> _GIVEN REQUEST_
Print the listing below exactly.

> _SUPPLIED RECORDS_

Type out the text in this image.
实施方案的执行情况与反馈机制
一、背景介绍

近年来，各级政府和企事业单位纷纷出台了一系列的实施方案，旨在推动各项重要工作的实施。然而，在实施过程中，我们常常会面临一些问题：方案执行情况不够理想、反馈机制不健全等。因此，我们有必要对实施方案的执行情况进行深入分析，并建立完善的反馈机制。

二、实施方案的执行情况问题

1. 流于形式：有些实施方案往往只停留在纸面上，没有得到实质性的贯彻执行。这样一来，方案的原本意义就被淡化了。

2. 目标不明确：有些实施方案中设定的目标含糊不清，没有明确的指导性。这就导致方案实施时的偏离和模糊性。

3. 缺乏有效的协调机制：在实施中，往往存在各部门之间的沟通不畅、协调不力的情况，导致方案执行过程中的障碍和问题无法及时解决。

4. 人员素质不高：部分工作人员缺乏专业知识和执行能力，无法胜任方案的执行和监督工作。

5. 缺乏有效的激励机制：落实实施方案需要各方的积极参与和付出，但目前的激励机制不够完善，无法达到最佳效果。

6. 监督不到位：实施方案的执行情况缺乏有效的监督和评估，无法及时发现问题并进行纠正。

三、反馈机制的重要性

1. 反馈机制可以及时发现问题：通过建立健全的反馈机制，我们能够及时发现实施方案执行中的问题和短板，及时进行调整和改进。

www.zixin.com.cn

> _ANSWER TO THE TASK_
Type out the text in this image.
实施方案的执行情况与反馈机制
一、背景介绍

近年来，各级政府和企事业单位纷纷出台了一系列的实施方案，旨在推动各项重要工作的实施。然而，在实施过程中，我们常常会面临一些问题：方案执行情况不够理想、反馈机制不健全等。因此，我们有必要对实施方案的执行情况进行深入分析，并建立完善的反馈机制。

二、实施方案的执行情况问题

1. 流于形式：有些实施方案往往只停留在纸面上，没有得到实质性的贯彻执行。这样一来，方案的原本意义就被淡化了。

2. 目标不明确：有些实施方案中设定的目标含糊不清，没有明确的指导性。这就导致方案实施时的偏离和模糊性。

3. 缺乏有效的协调机制：在实施中，往往存在各部门之间的沟通不畅、协调不力的情况，导致方案执行过程中的障碍和问题无法及时解决。

4. 人员素质不高：部分工作人员缺乏专业知识和执行能力，无法胜任方案的执行和监督工作。

5. 缺乏有效的激励机制：落实实施方案需要各方的积极参与和付出，但目前的激励机制不够完善，无法达到最佳效果。

6. 监督不到位：实施方案的执行情况缺乏有效的监督和评估，无法及时发现问题并进行纠正。

三、反馈机制的重要性

1. 反馈机制可以及时发现问题：通过建立健全的反馈机制，我们能够及时发现实施方案执行中的问题和短板，及时进行调整和改进。

www.zixin.com.cn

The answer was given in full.